## Start EXERCISE MATERIALS

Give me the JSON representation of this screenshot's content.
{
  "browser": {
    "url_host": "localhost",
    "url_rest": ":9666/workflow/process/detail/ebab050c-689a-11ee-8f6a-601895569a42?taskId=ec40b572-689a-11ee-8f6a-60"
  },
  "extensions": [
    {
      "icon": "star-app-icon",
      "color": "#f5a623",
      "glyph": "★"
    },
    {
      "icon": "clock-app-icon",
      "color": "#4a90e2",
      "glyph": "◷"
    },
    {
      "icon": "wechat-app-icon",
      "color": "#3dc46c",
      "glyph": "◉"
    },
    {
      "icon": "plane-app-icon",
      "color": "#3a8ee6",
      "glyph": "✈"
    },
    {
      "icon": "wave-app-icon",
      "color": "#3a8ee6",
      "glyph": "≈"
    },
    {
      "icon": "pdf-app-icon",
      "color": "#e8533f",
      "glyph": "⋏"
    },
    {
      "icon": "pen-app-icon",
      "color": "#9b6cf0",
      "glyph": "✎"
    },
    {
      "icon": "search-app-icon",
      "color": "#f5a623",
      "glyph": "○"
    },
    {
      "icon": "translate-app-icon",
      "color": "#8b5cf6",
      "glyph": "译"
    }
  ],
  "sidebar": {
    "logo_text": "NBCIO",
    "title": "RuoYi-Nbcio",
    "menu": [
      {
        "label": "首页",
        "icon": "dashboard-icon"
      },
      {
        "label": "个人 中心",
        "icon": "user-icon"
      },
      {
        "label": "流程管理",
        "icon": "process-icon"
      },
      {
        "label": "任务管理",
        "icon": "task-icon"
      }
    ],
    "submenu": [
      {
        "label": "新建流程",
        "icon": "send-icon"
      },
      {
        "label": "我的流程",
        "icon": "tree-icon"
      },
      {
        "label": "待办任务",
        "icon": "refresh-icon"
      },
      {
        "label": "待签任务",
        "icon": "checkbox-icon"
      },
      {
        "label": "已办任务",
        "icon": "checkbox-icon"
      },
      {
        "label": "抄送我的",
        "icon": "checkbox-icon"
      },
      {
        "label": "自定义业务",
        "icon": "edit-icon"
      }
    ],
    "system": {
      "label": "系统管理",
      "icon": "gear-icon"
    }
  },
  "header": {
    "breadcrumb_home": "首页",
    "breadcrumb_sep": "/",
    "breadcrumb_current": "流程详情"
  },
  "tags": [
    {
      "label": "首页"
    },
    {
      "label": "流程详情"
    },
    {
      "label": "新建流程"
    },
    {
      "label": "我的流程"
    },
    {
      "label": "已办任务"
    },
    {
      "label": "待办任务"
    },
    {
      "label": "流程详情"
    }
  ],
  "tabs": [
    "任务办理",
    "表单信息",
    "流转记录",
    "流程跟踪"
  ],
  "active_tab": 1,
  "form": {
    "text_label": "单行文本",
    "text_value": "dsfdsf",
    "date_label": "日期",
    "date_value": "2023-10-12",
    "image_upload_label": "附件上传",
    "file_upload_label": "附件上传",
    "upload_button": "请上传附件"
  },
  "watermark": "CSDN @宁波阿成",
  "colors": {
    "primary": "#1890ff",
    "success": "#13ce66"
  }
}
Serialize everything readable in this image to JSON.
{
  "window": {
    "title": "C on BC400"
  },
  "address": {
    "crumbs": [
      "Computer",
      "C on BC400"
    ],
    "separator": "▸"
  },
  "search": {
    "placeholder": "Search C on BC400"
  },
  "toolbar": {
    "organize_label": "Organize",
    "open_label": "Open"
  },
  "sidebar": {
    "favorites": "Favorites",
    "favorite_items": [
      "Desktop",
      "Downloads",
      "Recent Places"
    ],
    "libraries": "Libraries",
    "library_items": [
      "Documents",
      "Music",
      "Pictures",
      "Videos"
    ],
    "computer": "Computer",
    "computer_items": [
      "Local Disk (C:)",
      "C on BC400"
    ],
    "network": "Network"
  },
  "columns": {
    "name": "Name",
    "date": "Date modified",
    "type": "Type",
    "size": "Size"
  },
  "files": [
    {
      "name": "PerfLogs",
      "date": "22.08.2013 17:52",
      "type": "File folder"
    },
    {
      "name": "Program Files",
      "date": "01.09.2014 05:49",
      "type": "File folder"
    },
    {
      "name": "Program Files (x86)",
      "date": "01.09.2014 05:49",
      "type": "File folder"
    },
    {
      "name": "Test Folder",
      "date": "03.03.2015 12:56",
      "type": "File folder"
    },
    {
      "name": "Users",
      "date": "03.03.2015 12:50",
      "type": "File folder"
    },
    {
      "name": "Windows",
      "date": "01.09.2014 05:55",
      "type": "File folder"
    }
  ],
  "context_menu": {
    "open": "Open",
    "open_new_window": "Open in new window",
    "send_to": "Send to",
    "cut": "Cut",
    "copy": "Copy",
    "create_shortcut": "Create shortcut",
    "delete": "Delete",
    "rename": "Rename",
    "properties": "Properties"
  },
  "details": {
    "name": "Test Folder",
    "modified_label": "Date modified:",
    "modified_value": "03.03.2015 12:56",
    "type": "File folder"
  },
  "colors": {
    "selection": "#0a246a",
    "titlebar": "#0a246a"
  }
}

## End EXERCISE MATERIALS

# INSTRUCTIONS TO FOLLOW
Lines of the listing that contain the word "JSON" are to be counted; report only their number.

# COMPLETE RESPONSE
2